* [ПИСЬМЕННОЕ ЗАДАНИЕ 1]
Каким словом, согласно отрывку, с легкой руки Цицерона стал обозначаться этот тип культуры?

* [ОТРЫВОК]

---

Выясняется, однако, что в общественной эволюции, по крайней мере, европейского человечества, такого рода преодоление время от времени нарушается и становится соблазнительно невозможным. Реально исторические параметры общественного бытия, то есть сама история, как бы отчуждаются, размываются и близки к исчерпанию. Культурно-эстетическая сфера располагается вне такой ответственности и обязательности и выражает себя скорее, через свободную игру или причуду, через отклонение или фантазию. Серьезность задачи и игровое исполнение взаимно проникают друг в друга, создавая особый тип культуры и художественной выразительности.

Эта ситуация изредка в истории культуры встречалась, но наиболее полно и весомо она представлена в Древнем Риме во второй половине I века до н.э. и на протяжении всего I века н.э., условно говоря, от Цицерона до Тацита. С легкой руки Цицерона этот тип культуры и сама позиция по отношению к нему стали обозначаться словом cultus. То же игровое отсутствие весомого, противоречивого, духовно насыщенного, человечески серьезного прошлого отражается в архитектуре первых лет ХХI века. Те же предпосылки и те же их проявления, суть которых - утрата тысячелетнего воздуха культуры, усмешка по его поводу.

Cultus

В макро-характеристике культурно-исторического процесса Древнего Рима выделяются полтора–два столетия, с конца II века до н.э., охватывая целиком I век н.э., и вплоть до II-ого. Содержание этой эпохи состоит в своеобразном «агоне» консервативных начал относительно замкнутой римской государства-общины и аксиологии ими обусловленной, с одной стороны, и центробежных процессов, завершившихся государственно-правовым оформлением бескрайней Империи, с другой. На протяжении этих полутора – двух столетий то, что мы назвали высокой культурой, представало в Риме воплощенным в определенном типе человека и в отношениях его с обществом и государством.

Исчерпывающая характеристика этого типа человека и, соответственно, этого типа культуры представлена в бесчисленном количестве источников. Конкретным примером может послужить характеристика консула 131 г. до н.э. Публия Красса Дивес Муциана[4]. «Он обладал, как говорят, пятью первыми и главными достоинствами, ибо был человеком очень богатым, очень знатным, очень красноречивым, выдающимся знатоком права и великим понтификом». Красноречие, судебное и политическое, и знание правовой структуры римского общества, отраженной в его законах и в его традициях вполне очевидно принадлежат сфере культуры. Не столь очевиден на наш современный взгляд культурный смысл богатства, знатности и сакральных магистратур. Читателям Семпрония Азеллиона и даже еще самому Авлу Гелию он был, однако, совершенно ясен, ибо перечисленные «главные достоинства» составляли единый комплекс, который и был культурой в ее неотделимости от res publica, - «народного дела» в его исторической реальности. Богатство в этом контексте означало лишь во вторичной и ограниченной мере богатство денежное; прежде всего под «богатством» в таких контекстах понималось res familiaris - искони принадлежавшее роду богатство в земельной форме. Оно характеризовало принадлежность человека к древней общине и соотнесенность его с изначальным слоем римского общества со всеми вытекающими отсюда культурными коннотациями. То же явствовало из владения всей системой правового регулирования, в эту пору еще неотделимого от авторитета главы рода и от сохранения в памяти «вечных эдиктов», которыми на протяжении веков корректировались законы сменявшими друг друга преторами. То же можно сказать mutatis mutandis о деятельности великого понтифика, определявшего сакральные представления общины.

---

* [ПИСЬМЕННОЕ ЗАДАНИЕ 2]
Пожалуйста, перепишите строки листинга между строкой со словами «List each element» и строкой со словами «bar-ytick-label: 20: [580, 186, 593, 197]», включительно, заменив «scatter-point» на «scatter-marker» и ничего больше не меняя. Изображения в ответ не включайте.

* [ФРАГМЕНТЫ ЛИСТИНГА]

---

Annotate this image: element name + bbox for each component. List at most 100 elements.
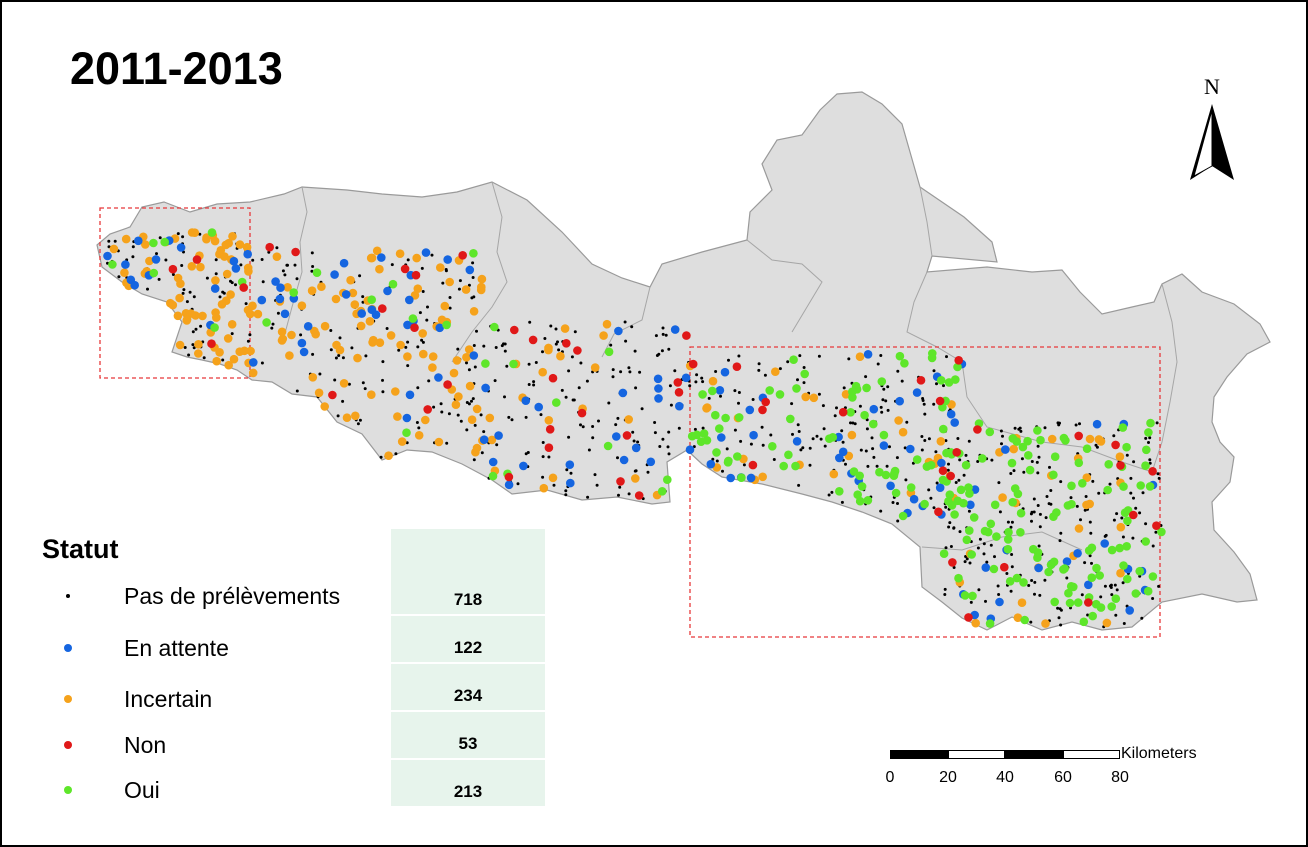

---

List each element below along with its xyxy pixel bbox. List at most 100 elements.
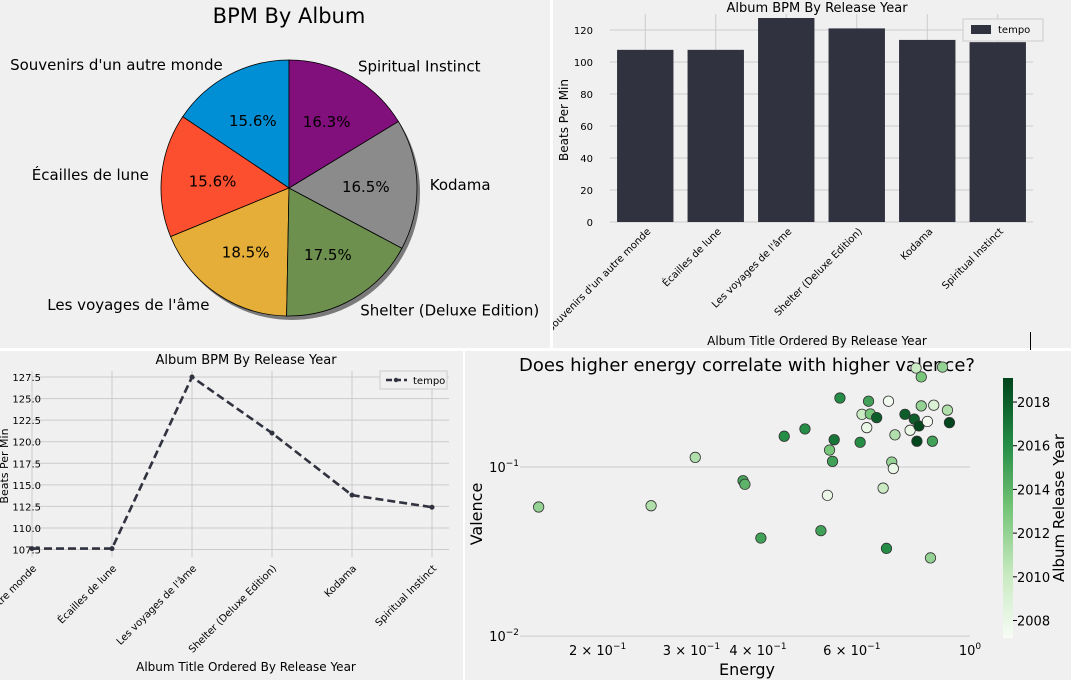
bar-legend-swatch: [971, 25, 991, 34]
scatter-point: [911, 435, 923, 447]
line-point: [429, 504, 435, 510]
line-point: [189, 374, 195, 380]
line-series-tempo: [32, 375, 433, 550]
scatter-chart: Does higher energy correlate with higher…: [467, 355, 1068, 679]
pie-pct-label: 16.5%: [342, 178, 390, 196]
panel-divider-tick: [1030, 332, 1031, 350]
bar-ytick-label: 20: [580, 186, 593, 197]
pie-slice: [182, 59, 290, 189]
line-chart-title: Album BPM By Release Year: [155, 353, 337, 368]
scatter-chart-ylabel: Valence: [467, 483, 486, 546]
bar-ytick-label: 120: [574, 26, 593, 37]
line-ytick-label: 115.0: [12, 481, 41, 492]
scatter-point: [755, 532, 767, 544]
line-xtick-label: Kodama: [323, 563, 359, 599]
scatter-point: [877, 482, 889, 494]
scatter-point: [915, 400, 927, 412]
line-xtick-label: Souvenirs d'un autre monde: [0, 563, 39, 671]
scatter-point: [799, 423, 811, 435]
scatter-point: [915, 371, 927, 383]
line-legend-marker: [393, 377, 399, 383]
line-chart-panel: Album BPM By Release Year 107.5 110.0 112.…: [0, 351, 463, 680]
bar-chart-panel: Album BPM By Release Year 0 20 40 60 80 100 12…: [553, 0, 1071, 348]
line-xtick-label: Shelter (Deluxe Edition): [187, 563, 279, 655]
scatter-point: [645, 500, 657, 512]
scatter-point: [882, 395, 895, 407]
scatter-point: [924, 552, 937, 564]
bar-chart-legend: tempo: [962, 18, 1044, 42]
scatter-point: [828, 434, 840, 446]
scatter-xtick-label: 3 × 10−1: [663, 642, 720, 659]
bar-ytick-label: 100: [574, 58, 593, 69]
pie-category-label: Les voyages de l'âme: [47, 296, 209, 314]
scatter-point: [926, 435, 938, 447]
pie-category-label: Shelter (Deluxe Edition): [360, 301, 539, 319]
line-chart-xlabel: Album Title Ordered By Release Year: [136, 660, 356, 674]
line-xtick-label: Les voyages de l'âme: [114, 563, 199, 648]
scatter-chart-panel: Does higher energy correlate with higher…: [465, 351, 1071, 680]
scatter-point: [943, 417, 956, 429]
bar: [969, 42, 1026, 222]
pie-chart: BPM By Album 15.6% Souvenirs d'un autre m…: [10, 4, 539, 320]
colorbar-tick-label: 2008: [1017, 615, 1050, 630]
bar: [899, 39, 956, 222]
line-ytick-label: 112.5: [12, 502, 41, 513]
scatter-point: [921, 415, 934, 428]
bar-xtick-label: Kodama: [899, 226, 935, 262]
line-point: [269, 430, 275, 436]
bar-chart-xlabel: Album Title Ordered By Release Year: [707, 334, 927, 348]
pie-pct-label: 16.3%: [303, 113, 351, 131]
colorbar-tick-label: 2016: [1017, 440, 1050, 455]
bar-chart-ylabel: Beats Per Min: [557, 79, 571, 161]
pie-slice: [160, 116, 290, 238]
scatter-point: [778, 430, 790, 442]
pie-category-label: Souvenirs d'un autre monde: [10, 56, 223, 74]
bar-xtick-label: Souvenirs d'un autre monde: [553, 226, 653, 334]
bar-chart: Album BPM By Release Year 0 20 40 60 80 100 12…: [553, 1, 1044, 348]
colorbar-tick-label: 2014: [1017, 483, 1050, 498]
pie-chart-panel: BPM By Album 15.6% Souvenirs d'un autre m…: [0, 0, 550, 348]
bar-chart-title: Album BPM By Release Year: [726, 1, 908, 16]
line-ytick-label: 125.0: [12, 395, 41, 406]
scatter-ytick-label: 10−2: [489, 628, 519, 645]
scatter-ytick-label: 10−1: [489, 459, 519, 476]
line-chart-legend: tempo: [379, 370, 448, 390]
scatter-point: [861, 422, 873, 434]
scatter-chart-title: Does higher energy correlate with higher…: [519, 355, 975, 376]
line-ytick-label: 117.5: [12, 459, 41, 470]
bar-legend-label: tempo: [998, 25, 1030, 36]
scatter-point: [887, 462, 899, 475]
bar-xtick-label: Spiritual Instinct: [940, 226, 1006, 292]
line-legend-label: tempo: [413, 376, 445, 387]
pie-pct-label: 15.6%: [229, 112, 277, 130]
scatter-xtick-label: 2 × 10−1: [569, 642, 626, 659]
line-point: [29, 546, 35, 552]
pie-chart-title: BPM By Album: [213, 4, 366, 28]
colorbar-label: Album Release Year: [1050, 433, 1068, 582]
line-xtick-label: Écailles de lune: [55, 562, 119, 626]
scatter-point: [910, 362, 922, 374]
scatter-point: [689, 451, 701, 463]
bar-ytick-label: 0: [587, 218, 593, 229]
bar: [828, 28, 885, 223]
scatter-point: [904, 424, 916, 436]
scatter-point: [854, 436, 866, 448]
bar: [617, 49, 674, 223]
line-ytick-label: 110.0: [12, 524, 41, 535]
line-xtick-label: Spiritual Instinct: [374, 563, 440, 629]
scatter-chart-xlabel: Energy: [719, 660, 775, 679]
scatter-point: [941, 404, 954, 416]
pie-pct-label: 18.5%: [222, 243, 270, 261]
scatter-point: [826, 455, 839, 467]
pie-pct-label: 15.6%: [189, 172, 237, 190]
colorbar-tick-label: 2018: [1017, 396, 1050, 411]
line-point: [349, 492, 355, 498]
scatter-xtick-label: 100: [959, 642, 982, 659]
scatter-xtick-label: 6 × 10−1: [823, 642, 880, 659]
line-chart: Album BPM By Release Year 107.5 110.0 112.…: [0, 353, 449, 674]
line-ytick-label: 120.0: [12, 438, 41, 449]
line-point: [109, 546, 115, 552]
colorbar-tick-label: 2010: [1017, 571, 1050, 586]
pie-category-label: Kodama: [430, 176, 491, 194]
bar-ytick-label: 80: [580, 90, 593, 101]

---

* [РЕЗУЛЬТАТ УПРАЖНЕНИЯ 1]
Словом cultus.

* [РЕЗУЛЬТАТ УПРАЖНЕНИЯ 2]
List each element below along with its xyxy pixel bbox. List at most 100 elements.
bar-legend-swatch: [971, 25, 991, 34]
scatter-marker: [911, 435, 923, 447]
line-point: [429, 504, 435, 510]
line-point: [189, 374, 195, 380]
line-series-tempo: [32, 375, 433, 550]
scatter-chart: Does higher energy correlate with higher…: [467, 355, 1068, 679]
pie-pct-label: 16.5%: [342, 178, 390, 196]
panel-divider-tick: [1030, 332, 1031, 350]
bar-ytick-label: 20: [580, 186, 593, 197]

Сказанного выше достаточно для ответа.